Task to carry out – Select each line where the word "Geom" appears.

Data listing –

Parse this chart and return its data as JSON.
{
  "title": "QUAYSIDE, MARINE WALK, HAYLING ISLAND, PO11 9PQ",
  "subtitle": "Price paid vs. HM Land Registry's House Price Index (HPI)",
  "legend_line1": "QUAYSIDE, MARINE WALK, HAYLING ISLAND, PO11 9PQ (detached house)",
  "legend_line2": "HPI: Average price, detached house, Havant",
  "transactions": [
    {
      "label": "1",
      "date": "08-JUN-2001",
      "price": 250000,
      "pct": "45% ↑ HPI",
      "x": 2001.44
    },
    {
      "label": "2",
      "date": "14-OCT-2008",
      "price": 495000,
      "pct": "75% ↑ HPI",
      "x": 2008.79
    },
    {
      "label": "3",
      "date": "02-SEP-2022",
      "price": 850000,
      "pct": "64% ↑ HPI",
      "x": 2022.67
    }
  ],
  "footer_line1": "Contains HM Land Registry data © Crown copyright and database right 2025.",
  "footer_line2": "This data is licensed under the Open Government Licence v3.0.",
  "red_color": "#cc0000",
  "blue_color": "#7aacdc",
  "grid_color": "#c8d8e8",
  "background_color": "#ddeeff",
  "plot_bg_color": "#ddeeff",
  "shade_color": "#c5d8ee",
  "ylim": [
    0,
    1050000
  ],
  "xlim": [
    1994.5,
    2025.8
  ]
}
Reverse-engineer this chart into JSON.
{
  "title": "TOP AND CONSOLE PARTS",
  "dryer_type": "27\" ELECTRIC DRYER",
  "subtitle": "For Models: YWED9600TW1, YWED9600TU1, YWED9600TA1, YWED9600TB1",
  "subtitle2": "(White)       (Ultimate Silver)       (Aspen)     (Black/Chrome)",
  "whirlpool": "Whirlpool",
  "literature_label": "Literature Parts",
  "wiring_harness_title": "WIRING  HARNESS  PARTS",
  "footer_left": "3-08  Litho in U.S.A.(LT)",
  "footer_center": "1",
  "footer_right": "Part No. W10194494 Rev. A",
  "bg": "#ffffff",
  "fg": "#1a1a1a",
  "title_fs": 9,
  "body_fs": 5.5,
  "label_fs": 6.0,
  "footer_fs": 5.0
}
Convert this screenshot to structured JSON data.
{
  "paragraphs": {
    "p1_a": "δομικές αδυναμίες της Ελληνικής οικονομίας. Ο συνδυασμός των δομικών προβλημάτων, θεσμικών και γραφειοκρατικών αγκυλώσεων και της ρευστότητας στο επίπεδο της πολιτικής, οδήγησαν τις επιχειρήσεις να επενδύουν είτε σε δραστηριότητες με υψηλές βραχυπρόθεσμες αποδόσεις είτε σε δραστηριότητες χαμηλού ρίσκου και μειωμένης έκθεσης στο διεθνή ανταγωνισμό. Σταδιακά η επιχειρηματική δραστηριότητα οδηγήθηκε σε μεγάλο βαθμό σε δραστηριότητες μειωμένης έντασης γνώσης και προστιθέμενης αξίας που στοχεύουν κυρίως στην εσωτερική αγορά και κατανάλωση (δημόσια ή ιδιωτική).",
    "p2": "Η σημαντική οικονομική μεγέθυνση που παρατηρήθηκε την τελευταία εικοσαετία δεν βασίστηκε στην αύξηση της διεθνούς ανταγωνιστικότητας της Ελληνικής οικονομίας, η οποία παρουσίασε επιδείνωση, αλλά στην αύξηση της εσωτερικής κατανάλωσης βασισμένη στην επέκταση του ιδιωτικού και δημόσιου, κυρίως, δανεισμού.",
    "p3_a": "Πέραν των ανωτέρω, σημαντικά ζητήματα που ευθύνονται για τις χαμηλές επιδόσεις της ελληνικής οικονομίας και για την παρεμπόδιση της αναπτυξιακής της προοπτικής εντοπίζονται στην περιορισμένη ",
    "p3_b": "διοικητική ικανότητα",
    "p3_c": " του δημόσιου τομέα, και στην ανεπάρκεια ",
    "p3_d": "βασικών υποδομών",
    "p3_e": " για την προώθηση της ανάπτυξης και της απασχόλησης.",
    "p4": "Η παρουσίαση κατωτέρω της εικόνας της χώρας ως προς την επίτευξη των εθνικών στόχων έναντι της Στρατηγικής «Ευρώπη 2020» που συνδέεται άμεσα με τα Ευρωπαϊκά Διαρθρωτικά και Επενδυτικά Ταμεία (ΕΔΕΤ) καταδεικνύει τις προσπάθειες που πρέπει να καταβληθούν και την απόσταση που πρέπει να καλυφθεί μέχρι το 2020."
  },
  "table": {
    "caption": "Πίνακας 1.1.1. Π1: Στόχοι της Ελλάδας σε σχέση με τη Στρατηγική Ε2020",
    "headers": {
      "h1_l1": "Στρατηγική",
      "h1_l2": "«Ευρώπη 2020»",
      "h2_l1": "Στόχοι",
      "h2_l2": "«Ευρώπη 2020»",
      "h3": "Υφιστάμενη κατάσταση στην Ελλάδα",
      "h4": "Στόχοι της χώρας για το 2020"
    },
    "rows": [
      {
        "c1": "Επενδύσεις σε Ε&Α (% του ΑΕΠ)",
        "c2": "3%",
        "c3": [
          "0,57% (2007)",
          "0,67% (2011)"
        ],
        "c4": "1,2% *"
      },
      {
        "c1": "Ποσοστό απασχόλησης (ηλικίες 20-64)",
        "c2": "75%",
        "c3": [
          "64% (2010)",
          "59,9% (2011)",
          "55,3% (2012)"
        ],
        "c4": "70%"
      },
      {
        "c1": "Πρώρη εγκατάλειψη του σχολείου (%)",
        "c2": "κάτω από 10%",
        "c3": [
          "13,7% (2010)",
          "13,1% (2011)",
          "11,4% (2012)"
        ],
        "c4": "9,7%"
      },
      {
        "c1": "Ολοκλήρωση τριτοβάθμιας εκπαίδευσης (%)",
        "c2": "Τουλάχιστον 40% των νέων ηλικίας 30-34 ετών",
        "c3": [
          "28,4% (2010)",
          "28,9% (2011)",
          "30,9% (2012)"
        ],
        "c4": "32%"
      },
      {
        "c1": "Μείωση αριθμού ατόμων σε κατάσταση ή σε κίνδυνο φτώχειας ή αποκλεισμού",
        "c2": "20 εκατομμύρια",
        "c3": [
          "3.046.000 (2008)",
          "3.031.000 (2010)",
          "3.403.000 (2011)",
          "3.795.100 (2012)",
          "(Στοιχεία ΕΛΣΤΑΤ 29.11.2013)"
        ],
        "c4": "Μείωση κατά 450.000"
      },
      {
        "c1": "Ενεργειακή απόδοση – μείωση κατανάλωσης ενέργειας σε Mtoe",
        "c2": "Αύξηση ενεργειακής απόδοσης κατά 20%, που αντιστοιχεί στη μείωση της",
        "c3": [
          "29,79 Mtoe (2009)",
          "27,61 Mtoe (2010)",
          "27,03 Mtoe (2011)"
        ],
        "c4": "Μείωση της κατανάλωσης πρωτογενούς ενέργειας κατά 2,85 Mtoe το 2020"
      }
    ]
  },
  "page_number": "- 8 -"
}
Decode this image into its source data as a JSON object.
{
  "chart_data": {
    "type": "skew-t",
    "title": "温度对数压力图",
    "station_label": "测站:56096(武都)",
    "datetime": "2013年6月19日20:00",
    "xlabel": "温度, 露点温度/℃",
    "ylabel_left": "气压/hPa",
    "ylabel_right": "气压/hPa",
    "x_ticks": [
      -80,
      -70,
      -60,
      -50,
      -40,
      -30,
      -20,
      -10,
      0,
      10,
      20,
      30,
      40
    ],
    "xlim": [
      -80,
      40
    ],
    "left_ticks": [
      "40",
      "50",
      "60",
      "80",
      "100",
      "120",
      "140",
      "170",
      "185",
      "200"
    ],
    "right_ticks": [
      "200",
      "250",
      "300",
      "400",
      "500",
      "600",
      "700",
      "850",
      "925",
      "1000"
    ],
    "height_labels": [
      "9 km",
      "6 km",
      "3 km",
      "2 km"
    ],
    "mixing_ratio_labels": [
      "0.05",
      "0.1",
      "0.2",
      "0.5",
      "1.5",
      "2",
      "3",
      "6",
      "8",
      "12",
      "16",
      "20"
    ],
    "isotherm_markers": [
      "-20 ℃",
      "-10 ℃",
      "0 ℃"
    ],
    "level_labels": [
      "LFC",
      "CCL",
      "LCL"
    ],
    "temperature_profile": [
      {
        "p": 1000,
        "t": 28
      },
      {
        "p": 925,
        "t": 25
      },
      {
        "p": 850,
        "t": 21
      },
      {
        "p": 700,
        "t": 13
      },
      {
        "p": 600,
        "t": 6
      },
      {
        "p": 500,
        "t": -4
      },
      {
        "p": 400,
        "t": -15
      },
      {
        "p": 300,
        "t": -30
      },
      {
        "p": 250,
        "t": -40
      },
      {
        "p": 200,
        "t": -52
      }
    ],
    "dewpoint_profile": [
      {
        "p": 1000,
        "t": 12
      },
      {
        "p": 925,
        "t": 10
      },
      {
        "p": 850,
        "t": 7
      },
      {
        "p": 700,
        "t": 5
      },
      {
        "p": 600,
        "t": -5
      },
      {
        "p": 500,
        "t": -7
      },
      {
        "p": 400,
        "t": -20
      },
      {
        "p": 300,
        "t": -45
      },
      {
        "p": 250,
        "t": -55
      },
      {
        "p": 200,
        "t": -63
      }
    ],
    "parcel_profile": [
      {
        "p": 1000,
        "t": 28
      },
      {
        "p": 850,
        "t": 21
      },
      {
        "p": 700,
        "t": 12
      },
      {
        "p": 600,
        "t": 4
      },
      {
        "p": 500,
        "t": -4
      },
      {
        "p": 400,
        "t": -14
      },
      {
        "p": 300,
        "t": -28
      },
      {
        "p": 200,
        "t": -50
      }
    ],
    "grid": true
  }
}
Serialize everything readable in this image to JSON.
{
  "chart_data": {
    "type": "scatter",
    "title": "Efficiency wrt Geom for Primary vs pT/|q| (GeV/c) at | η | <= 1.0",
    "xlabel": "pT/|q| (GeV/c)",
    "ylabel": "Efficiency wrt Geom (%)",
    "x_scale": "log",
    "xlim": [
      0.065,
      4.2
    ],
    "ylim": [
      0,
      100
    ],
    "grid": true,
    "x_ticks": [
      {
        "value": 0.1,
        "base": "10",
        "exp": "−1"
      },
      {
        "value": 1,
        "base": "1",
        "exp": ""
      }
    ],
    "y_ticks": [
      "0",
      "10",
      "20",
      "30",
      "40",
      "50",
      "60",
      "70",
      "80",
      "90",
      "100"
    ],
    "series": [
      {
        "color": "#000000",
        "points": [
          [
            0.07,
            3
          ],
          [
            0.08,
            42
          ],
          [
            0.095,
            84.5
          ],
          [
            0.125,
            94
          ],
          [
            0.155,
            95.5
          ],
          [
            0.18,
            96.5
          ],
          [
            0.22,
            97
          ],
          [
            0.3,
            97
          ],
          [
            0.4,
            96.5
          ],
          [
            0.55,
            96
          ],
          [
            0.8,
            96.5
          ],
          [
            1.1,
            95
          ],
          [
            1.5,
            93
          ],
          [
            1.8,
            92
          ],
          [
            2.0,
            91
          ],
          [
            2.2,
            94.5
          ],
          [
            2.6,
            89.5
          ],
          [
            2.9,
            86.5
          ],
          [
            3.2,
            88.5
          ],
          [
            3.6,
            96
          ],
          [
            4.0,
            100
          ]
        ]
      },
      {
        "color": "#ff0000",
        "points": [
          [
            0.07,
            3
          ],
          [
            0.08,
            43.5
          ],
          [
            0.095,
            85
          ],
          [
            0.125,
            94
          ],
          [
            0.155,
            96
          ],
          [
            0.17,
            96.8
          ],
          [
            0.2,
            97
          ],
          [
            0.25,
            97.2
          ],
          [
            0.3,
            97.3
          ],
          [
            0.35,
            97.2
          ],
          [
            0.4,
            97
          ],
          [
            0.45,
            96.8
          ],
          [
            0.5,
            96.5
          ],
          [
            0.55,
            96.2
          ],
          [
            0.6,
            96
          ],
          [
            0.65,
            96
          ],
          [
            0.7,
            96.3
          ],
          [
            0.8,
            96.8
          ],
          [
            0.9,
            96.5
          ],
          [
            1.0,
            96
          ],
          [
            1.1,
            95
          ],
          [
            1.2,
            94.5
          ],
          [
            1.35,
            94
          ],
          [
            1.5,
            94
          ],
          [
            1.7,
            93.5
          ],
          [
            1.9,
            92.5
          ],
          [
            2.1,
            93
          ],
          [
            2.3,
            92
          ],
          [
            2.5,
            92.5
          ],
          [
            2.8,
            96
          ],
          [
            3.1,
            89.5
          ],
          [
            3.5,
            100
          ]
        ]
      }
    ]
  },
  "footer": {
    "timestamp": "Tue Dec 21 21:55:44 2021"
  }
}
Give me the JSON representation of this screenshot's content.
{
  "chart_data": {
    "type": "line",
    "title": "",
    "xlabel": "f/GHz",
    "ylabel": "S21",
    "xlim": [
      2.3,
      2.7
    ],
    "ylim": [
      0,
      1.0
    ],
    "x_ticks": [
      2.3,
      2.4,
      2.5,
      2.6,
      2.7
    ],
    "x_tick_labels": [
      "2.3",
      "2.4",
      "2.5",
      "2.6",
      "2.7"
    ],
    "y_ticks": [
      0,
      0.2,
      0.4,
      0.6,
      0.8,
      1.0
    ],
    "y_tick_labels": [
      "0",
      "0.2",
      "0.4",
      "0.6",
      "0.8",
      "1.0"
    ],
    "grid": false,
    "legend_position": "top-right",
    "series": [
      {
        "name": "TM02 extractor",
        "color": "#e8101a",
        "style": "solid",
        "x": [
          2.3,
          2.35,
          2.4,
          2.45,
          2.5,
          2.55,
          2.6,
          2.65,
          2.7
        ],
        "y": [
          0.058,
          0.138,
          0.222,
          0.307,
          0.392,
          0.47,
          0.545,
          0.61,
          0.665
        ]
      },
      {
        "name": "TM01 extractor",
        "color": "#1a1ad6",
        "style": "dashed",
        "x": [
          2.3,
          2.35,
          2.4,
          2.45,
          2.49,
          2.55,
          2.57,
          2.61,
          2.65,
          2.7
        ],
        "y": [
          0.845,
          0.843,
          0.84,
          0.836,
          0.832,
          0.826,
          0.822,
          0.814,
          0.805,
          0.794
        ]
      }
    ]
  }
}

Reply –
    "title": "Efficiency wrt Geom for Primary vs pT/|q| (GeV/c) at | η | <= 1.0",
    "ylabel": "Efficiency wrt Geom (%)",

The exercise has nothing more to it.